_TASK REQUIREMENTS_
Restate the records that follow word for word. Omit the images.

== SOURCE INFORMATION

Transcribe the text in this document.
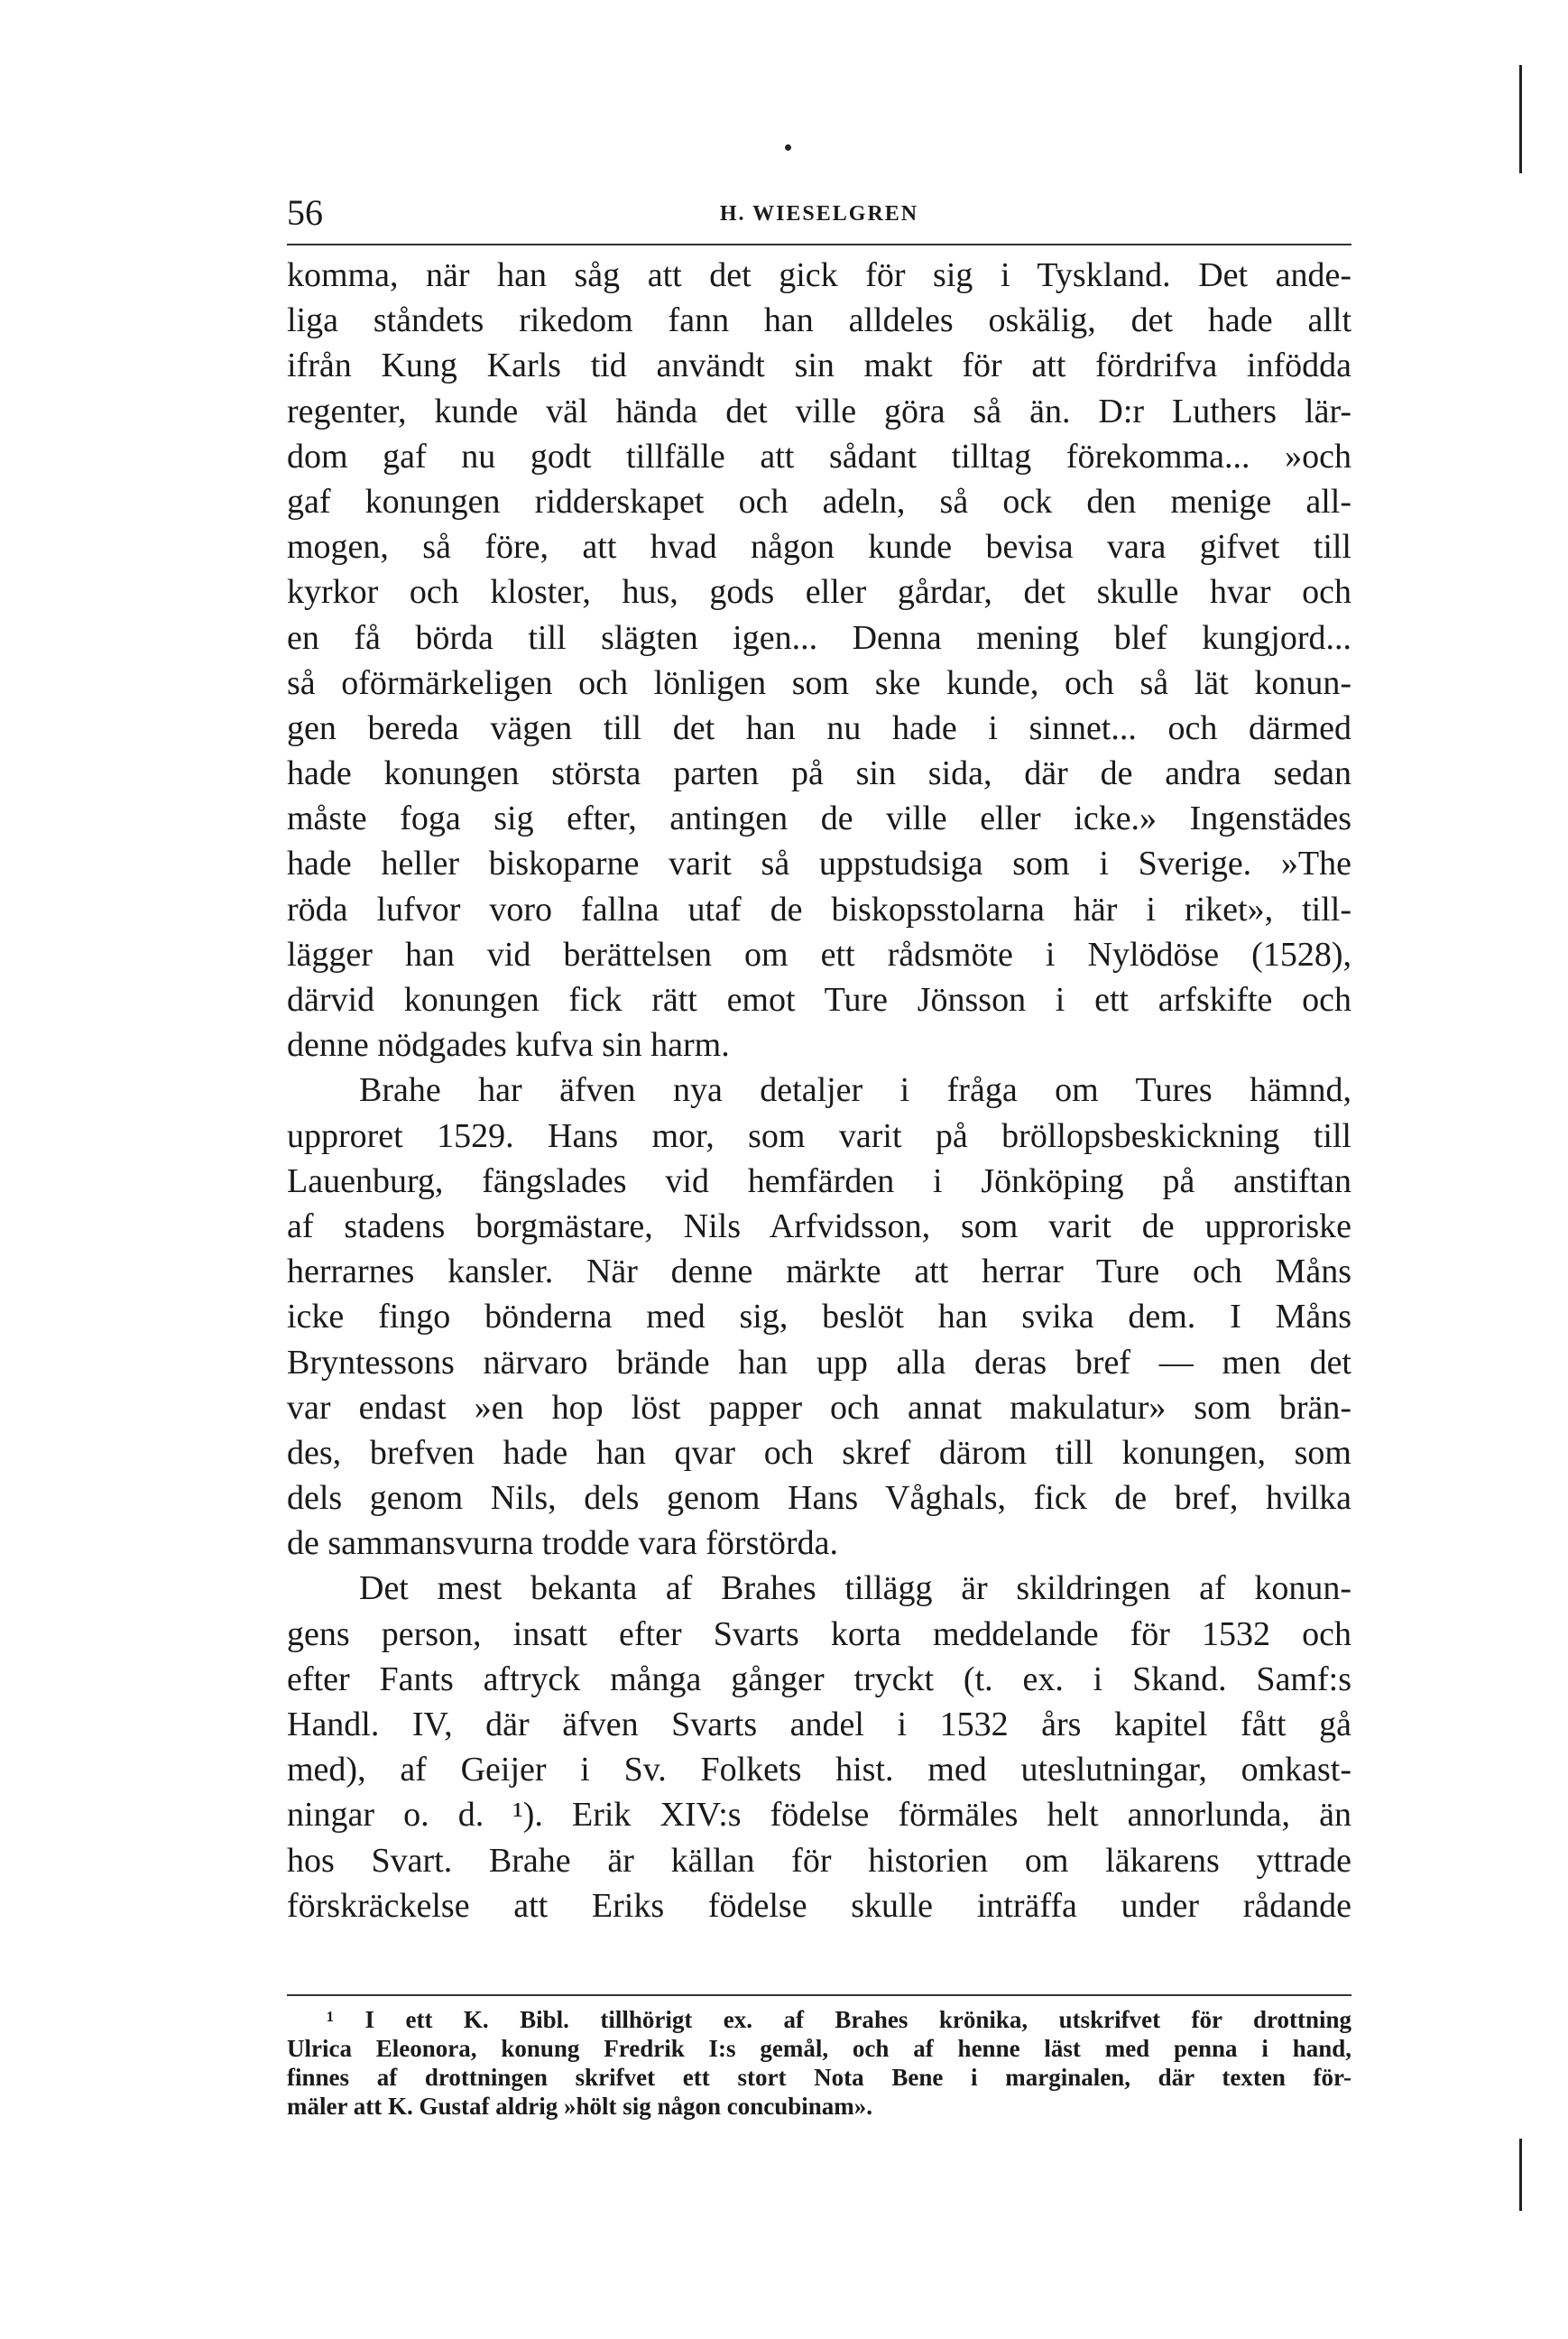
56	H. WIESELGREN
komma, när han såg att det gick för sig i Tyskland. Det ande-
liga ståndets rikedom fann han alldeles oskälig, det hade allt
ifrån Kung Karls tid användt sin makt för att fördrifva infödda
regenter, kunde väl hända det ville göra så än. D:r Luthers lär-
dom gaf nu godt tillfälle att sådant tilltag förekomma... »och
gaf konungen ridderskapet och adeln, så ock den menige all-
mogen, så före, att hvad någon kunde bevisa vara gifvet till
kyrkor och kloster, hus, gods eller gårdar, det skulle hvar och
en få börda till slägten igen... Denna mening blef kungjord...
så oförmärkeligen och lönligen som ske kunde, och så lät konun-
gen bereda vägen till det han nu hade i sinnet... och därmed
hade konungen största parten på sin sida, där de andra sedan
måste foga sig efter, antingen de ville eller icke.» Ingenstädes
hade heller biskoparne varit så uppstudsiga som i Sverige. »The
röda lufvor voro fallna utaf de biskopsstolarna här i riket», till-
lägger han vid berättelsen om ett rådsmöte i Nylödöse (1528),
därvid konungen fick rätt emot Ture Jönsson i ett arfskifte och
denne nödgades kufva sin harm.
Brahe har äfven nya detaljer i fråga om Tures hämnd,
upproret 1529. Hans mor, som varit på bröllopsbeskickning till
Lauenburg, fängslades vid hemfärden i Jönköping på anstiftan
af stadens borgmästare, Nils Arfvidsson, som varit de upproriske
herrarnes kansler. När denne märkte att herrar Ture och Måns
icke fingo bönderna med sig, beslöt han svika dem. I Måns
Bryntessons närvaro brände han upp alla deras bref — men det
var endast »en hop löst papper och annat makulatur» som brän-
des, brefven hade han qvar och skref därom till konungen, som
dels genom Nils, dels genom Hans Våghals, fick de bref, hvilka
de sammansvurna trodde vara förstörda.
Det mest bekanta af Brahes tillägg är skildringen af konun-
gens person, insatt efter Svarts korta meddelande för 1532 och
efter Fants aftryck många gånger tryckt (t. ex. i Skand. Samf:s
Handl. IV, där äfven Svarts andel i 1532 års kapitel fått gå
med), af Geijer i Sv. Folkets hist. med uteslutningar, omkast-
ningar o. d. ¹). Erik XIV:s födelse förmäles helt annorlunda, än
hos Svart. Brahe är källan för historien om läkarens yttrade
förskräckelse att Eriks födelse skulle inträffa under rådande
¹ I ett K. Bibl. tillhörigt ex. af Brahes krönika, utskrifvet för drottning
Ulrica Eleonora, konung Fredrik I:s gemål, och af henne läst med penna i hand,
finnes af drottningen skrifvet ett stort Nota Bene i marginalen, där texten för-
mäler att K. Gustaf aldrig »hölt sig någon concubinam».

====

_SOLUTION_
Transcribe the text in this document.
56	H. WIESELGREN
komma, när han såg att det gick för sig i Tyskland. Det ande-
liga ståndets rikedom fann han alldeles oskälig, det hade allt
ifrån Kung Karls tid användt sin makt för att fördrifva infödda
regenter, kunde väl hända det ville göra så än. D:r Luthers lär-
dom gaf nu godt tillfälle att sådant tilltag förekomma... »och
gaf konungen ridderskapet och adeln, så ock den menige all-
mogen, så före, att hvad någon kunde bevisa vara gifvet till
kyrkor och kloster, hus, gods eller gårdar, det skulle hvar och
en få börda till slägten igen... Denna mening blef kungjord...
så oförmärkeligen och lönligen som ske kunde, och så lät konun-
gen bereda vägen till det han nu hade i sinnet... och därmed
hade konungen största parten på sin sida, där de andra sedan
måste foga sig efter, antingen de ville eller icke.» Ingenstädes
hade heller biskoparne varit så uppstudsiga som i Sverige. »The
röda lufvor voro fallna utaf de biskopsstolarna här i riket», till-
lägger han vid berättelsen om ett rådsmöte i Nylödöse (1528),
därvid konungen fick rätt emot Ture Jönsson i ett arfskifte och
denne nödgades kufva sin harm.
Brahe har äfven nya detaljer i fråga om Tures hämnd,
upproret 1529. Hans mor, som varit på bröllopsbeskickning till
Lauenburg, fängslades vid hemfärden i Jönköping på anstiftan
af stadens borgmästare, Nils Arfvidsson, som varit de upproriske
herrarnes kansler. När denne märkte att herrar Ture och Måns
icke fingo bönderna med sig, beslöt han svika dem. I Måns
Bryntessons närvaro brände han upp alla deras bref — men det
var endast »en hop löst papper och annat makulatur» som brän-
des, brefven hade han qvar och skref därom till konungen, som
dels genom Nils, dels genom Hans Våghals, fick de bref, hvilka
de sammansvurna trodde vara förstörda.
Det mest bekanta af Brahes tillägg är skildringen af konun-
gens person, insatt efter Svarts korta meddelande för 1532 och
efter Fants aftryck många gånger tryckt (t. ex. i Skand. Samf:s
Handl. IV, där äfven Svarts andel i 1532 års kapitel fått gå
med), af Geijer i Sv. Folkets hist. med uteslutningar, omkast-
ningar o. d. ¹). Erik XIV:s födelse förmäles helt annorlunda, än
hos Svart. Brahe är källan för historien om läkarens yttrade
förskräckelse att Eriks födelse skulle inträffa under rådande
¹ I ett K. Bibl. tillhörigt ex. af Brahes krönika, utskrifvet för drottning
Ulrica Eleonora, konung Fredrik I:s gemål, och af henne läst med penna i hand,
finnes af drottningen skrifvet ett stort Nota Bene i marginalen, där texten för-
mäler att K. Gustaf aldrig »hölt sig någon concubinam».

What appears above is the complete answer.